### Aim of the task
Pull out every line of the data that contains the string "action", treating uppercase and lowercase as different.

Annotated element entries:
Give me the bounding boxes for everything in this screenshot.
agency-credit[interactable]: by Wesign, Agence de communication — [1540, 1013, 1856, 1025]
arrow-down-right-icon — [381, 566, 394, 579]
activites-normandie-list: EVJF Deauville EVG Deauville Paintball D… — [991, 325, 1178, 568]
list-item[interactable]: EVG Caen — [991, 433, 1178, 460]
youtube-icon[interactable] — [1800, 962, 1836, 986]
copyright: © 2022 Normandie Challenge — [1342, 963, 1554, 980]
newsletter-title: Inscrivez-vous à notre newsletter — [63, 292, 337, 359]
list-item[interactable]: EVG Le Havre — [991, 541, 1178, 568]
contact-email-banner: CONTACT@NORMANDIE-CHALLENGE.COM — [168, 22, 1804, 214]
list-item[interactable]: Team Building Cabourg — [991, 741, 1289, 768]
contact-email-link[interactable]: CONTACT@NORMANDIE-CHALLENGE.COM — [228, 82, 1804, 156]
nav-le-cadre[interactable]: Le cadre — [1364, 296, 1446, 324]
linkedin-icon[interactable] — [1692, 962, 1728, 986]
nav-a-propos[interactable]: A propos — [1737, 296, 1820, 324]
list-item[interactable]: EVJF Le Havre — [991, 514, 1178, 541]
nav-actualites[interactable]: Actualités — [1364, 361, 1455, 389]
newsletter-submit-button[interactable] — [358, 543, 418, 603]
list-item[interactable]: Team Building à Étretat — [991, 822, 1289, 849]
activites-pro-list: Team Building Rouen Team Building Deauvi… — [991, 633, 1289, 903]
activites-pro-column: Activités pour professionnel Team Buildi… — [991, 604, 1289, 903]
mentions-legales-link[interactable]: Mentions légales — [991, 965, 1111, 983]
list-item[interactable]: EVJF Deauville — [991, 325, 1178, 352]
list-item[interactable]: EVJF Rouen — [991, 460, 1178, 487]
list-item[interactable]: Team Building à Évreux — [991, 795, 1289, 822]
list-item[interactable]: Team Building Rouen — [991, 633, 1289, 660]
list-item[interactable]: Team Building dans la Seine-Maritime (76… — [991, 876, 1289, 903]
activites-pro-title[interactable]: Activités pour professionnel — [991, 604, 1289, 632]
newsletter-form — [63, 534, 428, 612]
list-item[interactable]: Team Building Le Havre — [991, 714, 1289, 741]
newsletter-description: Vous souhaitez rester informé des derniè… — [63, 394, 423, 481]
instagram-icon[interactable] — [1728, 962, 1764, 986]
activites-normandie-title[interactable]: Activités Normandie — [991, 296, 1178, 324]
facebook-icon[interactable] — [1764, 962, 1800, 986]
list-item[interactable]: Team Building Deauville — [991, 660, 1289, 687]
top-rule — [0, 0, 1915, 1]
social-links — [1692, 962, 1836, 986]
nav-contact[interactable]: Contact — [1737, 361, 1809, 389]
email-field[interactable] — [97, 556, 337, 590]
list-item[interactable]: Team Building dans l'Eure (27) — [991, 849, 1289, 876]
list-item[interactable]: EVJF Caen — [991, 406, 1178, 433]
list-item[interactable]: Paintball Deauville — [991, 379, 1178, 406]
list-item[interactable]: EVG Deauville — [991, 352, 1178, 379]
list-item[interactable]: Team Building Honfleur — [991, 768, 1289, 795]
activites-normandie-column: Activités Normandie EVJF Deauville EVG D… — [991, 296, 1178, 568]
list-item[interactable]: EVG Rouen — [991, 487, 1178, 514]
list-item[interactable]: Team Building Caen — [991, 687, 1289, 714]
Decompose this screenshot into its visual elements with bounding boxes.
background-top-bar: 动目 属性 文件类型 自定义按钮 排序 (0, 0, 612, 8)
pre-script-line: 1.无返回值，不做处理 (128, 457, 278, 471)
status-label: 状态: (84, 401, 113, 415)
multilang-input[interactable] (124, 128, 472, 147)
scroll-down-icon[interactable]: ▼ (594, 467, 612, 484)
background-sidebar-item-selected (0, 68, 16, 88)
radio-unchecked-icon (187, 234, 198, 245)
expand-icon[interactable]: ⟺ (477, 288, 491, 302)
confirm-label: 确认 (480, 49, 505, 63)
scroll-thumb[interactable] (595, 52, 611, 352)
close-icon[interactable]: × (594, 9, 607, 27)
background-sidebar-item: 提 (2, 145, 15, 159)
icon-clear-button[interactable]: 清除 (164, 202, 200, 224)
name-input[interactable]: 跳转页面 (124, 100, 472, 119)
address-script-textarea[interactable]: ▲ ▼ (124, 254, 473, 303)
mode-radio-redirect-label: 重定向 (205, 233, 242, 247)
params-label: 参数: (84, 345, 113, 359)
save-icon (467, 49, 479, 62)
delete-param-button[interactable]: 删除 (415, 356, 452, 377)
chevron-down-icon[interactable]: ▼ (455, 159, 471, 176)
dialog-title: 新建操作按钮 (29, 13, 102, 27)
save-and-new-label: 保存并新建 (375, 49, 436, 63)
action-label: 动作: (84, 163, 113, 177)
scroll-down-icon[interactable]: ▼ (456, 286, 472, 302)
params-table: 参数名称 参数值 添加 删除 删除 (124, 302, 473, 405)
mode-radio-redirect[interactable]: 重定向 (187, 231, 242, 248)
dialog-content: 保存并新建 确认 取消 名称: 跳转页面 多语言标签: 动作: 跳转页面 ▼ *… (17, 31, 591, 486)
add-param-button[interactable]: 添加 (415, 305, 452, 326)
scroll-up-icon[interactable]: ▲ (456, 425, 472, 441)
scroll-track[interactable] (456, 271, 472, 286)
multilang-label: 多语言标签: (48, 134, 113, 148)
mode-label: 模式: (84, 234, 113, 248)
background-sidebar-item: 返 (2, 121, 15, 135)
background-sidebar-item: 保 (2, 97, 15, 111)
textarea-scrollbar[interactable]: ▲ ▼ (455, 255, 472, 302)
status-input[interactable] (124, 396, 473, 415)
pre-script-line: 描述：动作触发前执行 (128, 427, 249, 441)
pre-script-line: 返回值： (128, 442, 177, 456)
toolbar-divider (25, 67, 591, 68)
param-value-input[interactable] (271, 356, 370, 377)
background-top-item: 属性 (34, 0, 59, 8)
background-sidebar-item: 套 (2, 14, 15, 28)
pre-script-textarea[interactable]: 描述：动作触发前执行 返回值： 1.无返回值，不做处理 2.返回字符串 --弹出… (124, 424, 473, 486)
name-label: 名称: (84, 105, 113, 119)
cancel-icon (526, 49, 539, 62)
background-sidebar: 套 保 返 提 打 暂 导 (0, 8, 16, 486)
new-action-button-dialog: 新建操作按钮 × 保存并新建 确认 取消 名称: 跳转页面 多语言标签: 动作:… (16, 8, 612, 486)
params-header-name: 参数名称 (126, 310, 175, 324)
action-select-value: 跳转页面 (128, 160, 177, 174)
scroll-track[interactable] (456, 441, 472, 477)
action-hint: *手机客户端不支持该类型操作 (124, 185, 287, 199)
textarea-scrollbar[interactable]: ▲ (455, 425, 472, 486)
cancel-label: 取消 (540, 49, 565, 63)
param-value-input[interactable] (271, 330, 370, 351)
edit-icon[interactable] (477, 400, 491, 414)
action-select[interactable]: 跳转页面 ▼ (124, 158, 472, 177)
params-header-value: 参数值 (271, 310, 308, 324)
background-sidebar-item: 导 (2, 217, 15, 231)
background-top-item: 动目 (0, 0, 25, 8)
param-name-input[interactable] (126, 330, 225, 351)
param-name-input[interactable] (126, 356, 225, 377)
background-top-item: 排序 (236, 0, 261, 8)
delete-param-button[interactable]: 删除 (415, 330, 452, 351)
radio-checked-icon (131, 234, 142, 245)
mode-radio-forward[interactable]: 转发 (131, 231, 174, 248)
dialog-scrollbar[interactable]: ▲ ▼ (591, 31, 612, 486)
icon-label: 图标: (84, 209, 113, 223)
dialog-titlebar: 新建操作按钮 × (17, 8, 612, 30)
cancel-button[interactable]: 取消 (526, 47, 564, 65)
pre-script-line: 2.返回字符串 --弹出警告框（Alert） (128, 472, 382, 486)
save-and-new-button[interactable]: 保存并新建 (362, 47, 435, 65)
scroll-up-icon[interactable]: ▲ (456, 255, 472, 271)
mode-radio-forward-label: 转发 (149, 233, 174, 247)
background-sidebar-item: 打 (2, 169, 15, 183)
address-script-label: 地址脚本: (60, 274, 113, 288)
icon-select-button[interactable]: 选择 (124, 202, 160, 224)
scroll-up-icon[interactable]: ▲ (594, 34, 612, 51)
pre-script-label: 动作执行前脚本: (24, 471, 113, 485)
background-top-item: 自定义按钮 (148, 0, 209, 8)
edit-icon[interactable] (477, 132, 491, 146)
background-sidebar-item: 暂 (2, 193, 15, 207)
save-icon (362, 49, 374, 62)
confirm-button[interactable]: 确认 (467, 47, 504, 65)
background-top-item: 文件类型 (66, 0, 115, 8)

### Result of this task
action-label: 动作: (84, 163, 113, 177)
new-action-button-dialog: 新建操作按钮 × 保存并新建 确认 取消 名称: 跳转页面 多语言标签: 动作:… (16, 8, 612, 486)
action-select-value: 跳转页面 (128, 160, 177, 174)
action-hint: *手机客户端不支持该类型操作 (124, 185, 287, 199)
action-select[interactable]: 跳转页面 ▼ (124, 158, 472, 177)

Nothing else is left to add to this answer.